Requirement —
Each entry below should be echoed exactly, with pictures omitted.

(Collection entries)
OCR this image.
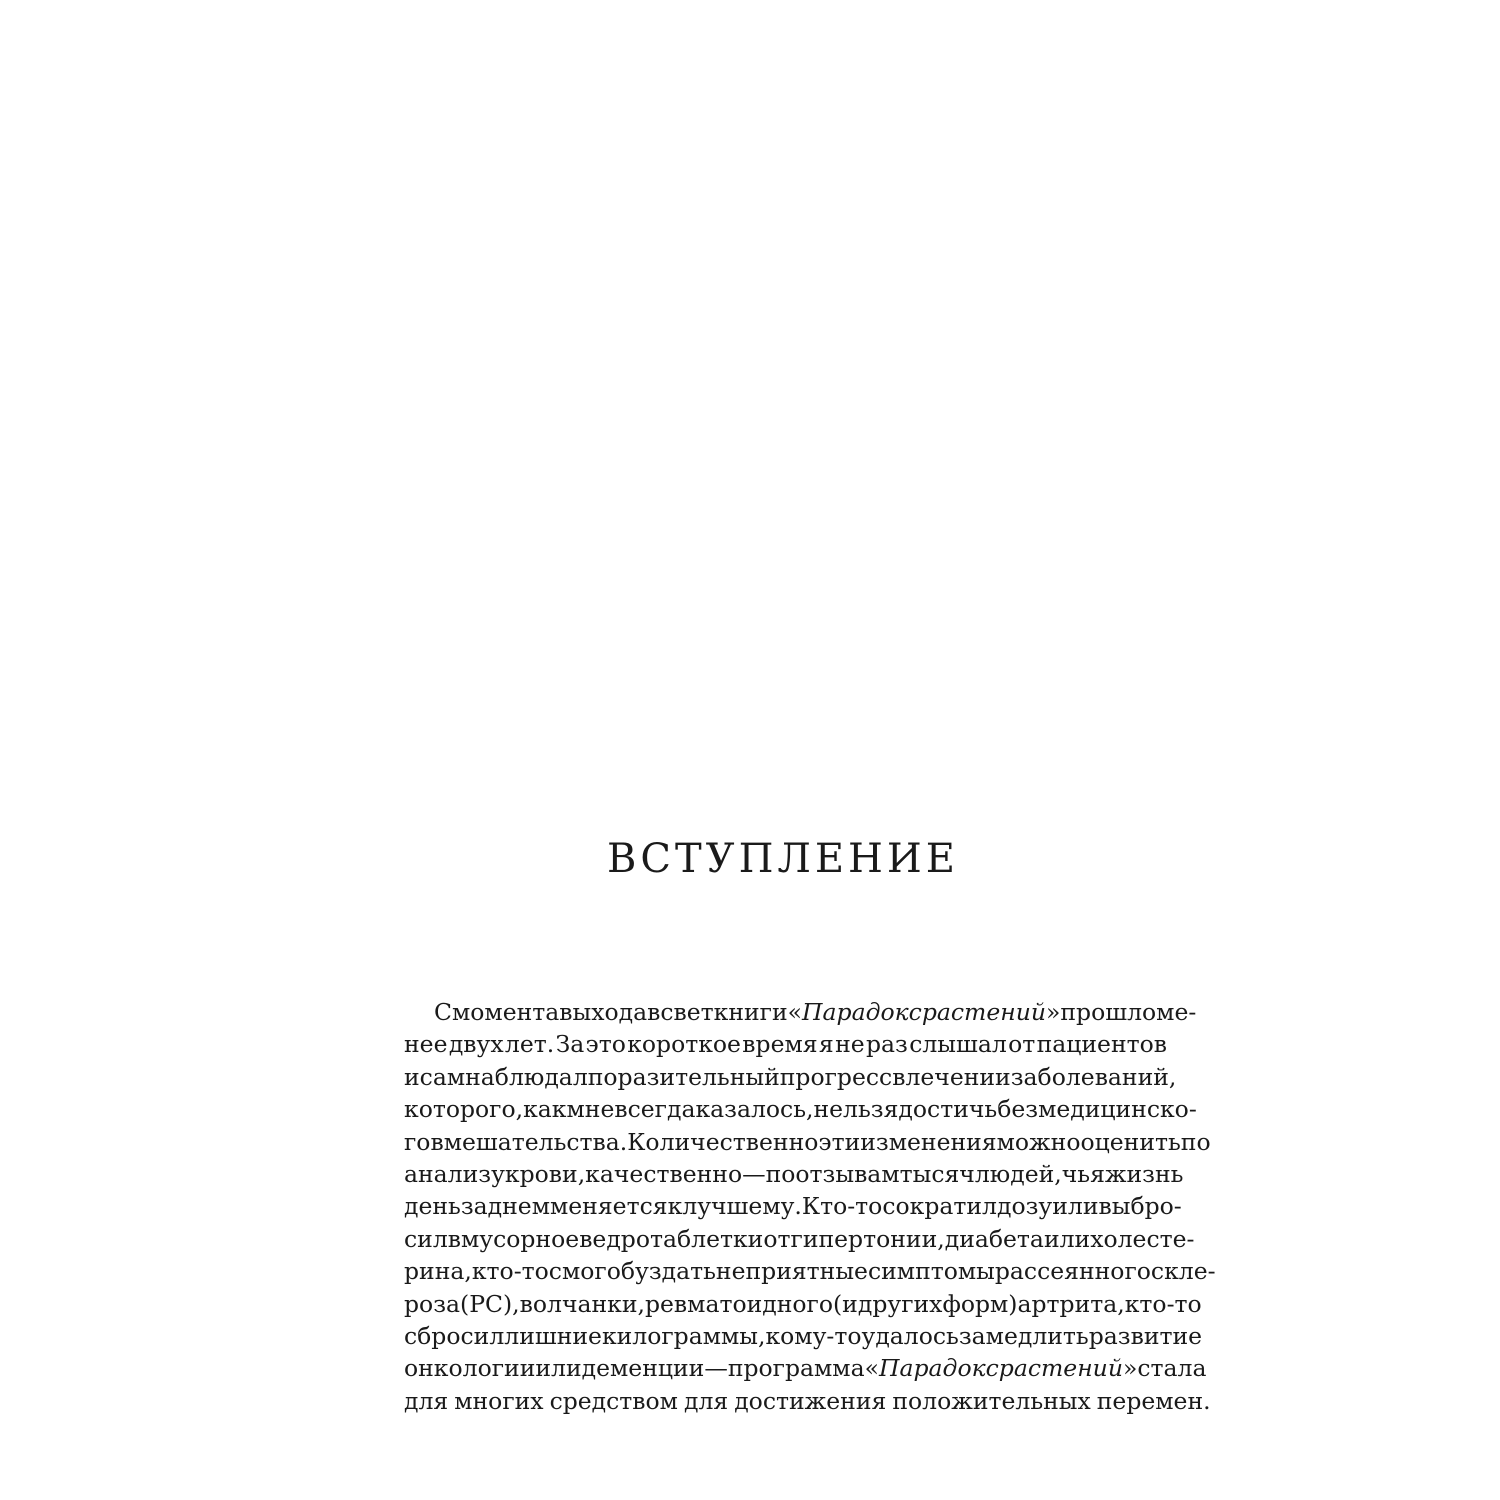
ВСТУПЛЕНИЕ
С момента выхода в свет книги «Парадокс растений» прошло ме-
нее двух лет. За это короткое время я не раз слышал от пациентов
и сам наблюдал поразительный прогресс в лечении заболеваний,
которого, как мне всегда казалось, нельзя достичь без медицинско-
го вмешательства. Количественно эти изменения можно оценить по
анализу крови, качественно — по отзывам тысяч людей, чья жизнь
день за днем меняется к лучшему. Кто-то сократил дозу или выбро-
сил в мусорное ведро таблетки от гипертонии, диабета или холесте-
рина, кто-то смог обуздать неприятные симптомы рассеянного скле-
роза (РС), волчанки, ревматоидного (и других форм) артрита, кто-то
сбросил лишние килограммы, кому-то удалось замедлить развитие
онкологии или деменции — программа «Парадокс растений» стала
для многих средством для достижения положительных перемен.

Response —
OCR this image.
ВСТУПЛЕНИЕ
С момента выхода в свет книги «Парадокс растений» прошло ме-
нее двух лет. За это короткое время я не раз слышал от пациентов
и сам наблюдал поразительный прогресс в лечении заболеваний,
которого, как мне всегда казалось, нельзя достичь без медицинско-
го вмешательства. Количественно эти изменения можно оценить по
анализу крови, качественно — по отзывам тысяч людей, чья жизнь
день за днем меняется к лучшему. Кто-то сократил дозу или выбро-
сил в мусорное ведро таблетки от гипертонии, диабета или холесте-
рина, кто-то смог обуздать неприятные симптомы рассеянного скле-
роза (РС), волчанки, ревматоидного (и других форм) артрита, кто-то
сбросил лишние килограммы, кому-то удалось замедлить развитие
онкологии или деменции — программа «Парадокс растений» стала
для многих средством для достижения положительных перемен.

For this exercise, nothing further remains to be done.